**What you should do:** Find the string "品德与生活课程标准" and gather every line that holds it.

Extracted data entries:
--*--

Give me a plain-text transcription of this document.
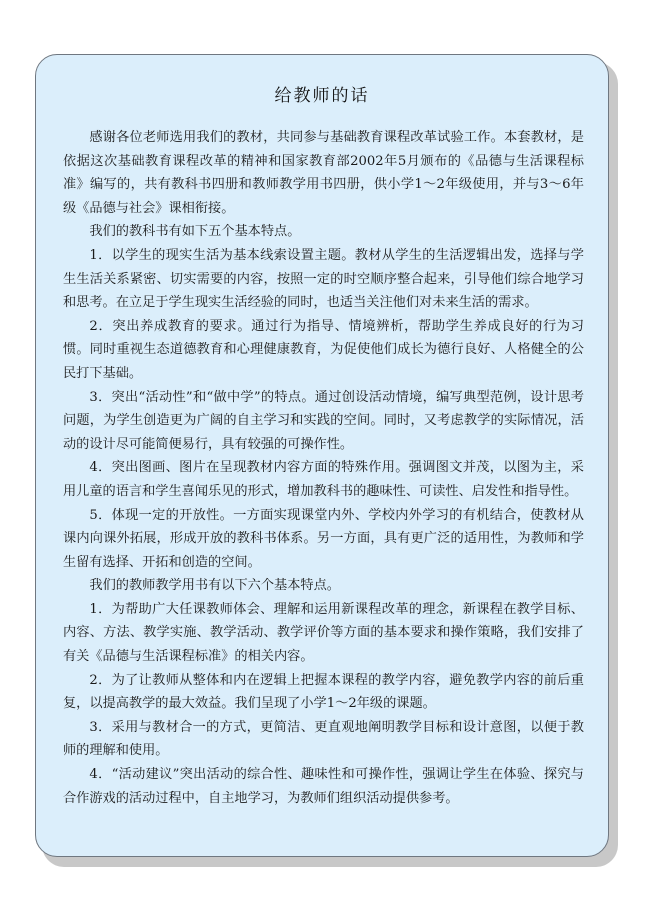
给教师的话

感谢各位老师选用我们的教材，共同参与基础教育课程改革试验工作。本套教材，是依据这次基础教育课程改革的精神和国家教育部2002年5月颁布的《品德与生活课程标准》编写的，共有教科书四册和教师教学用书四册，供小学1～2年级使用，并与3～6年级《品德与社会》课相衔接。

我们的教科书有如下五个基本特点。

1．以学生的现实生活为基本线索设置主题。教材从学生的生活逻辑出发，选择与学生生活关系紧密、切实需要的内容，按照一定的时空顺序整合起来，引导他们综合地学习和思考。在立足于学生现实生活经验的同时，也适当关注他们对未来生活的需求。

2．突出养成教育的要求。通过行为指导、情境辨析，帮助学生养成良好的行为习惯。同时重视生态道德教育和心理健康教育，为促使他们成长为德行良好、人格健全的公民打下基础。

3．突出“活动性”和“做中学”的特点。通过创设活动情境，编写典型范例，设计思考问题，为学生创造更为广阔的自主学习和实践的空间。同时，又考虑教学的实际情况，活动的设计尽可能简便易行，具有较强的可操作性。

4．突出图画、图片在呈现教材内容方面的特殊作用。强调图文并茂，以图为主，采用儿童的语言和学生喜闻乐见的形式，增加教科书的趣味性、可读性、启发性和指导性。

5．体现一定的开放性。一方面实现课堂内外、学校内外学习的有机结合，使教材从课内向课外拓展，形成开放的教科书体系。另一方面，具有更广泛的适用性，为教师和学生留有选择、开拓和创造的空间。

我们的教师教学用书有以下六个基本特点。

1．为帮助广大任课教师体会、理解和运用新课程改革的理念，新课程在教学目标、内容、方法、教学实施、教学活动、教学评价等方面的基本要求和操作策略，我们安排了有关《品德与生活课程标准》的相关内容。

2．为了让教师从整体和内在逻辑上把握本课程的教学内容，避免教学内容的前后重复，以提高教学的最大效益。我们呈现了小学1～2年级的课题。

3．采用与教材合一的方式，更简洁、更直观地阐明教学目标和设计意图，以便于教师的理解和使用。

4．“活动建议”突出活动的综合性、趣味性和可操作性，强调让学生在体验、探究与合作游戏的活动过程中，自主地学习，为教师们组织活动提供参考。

--*--

**Correct answer:**
感谢各位老师选用我们的教材，共同参与基础教育课程改革试验工作。本套教材，是依据这次基础教育课程改革的精神和国家教育部2002年5月颁布的《品德与生活课程标准》编写的，共有教科书四册和教师教学用书四册，供小学1～2年级使用，并与3～6年级《品德与社会》课相衔接。
1．为帮助广大任课教师体会、理解和运用新课程改革的理念，新课程在教学目标、内容、方法、教学实施、教学活动、教学评价等方面的基本要求和操作策略，我们安排了有关《品德与生活课程标准》的相关内容。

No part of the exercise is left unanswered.